DATA EXCERPTS:
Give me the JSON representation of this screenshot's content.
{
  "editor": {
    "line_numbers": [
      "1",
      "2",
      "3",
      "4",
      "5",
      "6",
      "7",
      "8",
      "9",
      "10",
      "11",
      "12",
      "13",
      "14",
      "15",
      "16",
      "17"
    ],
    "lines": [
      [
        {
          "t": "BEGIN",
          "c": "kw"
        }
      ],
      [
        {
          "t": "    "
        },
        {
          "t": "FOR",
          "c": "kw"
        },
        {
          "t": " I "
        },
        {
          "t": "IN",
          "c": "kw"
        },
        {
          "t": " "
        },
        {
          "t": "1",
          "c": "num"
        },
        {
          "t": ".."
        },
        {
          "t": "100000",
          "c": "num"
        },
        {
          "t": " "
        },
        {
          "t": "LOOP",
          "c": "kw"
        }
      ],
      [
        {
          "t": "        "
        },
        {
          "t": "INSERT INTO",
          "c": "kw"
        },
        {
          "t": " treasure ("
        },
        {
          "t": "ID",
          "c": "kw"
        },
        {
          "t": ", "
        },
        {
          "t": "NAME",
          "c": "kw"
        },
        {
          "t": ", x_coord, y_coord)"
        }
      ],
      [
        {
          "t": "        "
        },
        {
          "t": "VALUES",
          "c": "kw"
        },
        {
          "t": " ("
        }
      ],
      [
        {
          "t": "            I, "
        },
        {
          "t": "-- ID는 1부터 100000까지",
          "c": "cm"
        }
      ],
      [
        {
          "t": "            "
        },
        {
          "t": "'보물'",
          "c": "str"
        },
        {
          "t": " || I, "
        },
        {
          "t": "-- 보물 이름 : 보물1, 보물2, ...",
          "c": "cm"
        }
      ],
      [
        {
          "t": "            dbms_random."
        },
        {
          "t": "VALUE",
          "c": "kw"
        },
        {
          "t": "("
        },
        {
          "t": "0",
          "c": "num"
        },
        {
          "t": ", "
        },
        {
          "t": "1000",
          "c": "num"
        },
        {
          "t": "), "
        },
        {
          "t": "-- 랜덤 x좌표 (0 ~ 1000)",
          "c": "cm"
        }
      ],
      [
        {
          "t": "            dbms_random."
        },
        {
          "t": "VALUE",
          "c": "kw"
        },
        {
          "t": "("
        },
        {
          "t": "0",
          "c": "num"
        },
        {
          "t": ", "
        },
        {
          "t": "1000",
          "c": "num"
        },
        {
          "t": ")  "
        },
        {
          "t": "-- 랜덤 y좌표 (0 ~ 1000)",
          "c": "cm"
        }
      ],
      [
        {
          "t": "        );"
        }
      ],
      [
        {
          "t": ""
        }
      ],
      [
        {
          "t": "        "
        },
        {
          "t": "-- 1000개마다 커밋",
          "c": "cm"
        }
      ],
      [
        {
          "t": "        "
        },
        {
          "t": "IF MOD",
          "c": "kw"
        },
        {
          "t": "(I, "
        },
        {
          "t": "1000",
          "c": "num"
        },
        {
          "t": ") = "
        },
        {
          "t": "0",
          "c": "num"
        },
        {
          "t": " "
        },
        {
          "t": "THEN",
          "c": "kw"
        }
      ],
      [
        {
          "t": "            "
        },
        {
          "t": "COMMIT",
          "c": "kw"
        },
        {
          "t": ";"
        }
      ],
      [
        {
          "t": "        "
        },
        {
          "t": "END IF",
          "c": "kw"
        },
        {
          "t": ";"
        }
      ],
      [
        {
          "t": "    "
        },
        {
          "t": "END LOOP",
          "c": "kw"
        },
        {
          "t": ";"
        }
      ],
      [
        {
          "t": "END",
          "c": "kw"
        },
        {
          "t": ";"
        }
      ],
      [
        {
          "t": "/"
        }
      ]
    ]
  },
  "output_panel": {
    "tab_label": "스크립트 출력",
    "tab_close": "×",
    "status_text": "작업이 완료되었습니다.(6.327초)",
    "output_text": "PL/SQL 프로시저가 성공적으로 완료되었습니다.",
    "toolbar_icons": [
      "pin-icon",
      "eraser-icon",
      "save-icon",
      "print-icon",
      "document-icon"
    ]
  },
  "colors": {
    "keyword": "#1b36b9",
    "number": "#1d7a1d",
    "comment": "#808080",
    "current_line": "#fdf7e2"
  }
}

WHAT THIS TASK INVOLVES: Your task is to repeat the data exactly; please include every line.

RESULT:
Give me the JSON representation of this screenshot's content.
{
  "editor": {
    "line_numbers": [
      "1",
      "2",
      "3",
      "4",
      "5",
      "6",
      "7",
      "8",
      "9",
      "10",
      "11",
      "12",
      "13",
      "14",
      "15",
      "16",
      "17"
    ],
    "lines": [
      [
        {
          "t": "BEGIN",
          "c": "kw"
        }
      ],
      [
        {
          "t": "    "
        },
        {
          "t": "FOR",
          "c": "kw"
        },
        {
          "t": " I "
        },
        {
          "t": "IN",
          "c": "kw"
        },
        {
          "t": " "
        },
        {
          "t": "1",
          "c": "num"
        },
        {
          "t": ".."
        },
        {
          "t": "100000",
          "c": "num"
        },
        {
          "t": " "
        },
        {
          "t": "LOOP",
          "c": "kw"
        }
      ],
      [
        {
          "t": "        "
        },
        {
          "t": "INSERT INTO",
          "c": "kw"
        },
        {
          "t": " treasure ("
        },
        {
          "t": "ID",
          "c": "kw"
        },
        {
          "t": ", "
        },
        {
          "t": "NAME",
          "c": "kw"
        },
        {
          "t": ", x_coord, y_coord)"
        }
      ],
      [
        {
          "t": "        "
        },
        {
          "t": "VALUES",
          "c": "kw"
        },
        {
          "t": " ("
        }
      ],
      [
        {
          "t": "            I, "
        },
        {
          "t": "-- ID는 1부터 100000까지",
          "c": "cm"
        }
      ],
      [
        {
          "t": "            "
        },
        {
          "t": "'보물'",
          "c": "str"
        },
        {
          "t": " || I, "
        },
        {
          "t": "-- 보물 이름 : 보물1, 보물2, ...",
          "c": "cm"
        }
      ],
      [
        {
          "t": "            dbms_random."
        },
        {
          "t": "VALUE",
          "c": "kw"
        },
        {
          "t": "("
        },
        {
          "t": "0",
          "c": "num"
        },
        {
          "t": ", "
        },
        {
          "t": "1000",
          "c": "num"
        },
        {
          "t": "), "
        },
        {
          "t": "-- 랜덤 x좌표 (0 ~ 1000)",
          "c": "cm"
        }
      ],
      [
        {
          "t": "            dbms_random."
        },
        {
          "t": "VALUE",
          "c": "kw"
        },
        {
          "t": "("
        },
        {
          "t": "0",
          "c": "num"
        },
        {
          "t": ", "
        },
        {
          "t": "1000",
          "c": "num"
        },
        {
          "t": ")  "
        },
        {
          "t": "-- 랜덤 y좌표 (0 ~ 1000)",
          "c": "cm"
        }
      ],
      [
        {
          "t": "        );"
        }
      ],
      [
        {
          "t": ""
        }
      ],
      [
        {
          "t": "        "
        },
        {
          "t": "-- 1000개마다 커밋",
          "c": "cm"
        }
      ],
      [
        {
          "t": "        "
        },
        {
          "t": "IF MOD",
          "c": "kw"
        },
        {
          "t": "(I, "
        },
        {
          "t": "1000",
          "c": "num"
        },
        {
          "t": ") = "
        },
        {
          "t": "0",
          "c": "num"
        },
        {
          "t": " "
        },
        {
          "t": "THEN",
          "c": "kw"
        }
      ],
      [
        {
          "t": "            "
        },
        {
          "t": "COMMIT",
          "c": "kw"
        },
        {
          "t": ";"
        }
      ],
      [
        {
          "t": "        "
        },
        {
          "t": "END IF",
          "c": "kw"
        },
        {
          "t": ";"
        }
      ],
      [
        {
          "t": "    "
        },
        {
          "t": "END LOOP",
          "c": "kw"
        },
        {
          "t": ";"
        }
      ],
      [
        {
          "t": "END",
          "c": "kw"
        },
        {
          "t": ";"
        }
      ],
      [
        {
          "t": "/"
        }
      ]
    ]
  },
  "output_panel": {
    "tab_label": "스크립트 출력",
    "tab_close": "×",
    "status_text": "작업이 완료되었습니다.(6.327초)",
    "output_text": "PL/SQL 프로시저가 성공적으로 완료되었습니다.",
    "toolbar_icons": [
      "pin-icon",
      "eraser-icon",
      "save-icon",
      "print-icon",
      "document-icon"
    ]
  },
  "colors": {
    "keyword": "#1b36b9",
    "number": "#1d7a1d",
    "comment": "#808080",
    "current_line": "#fdf7e2"
  }
}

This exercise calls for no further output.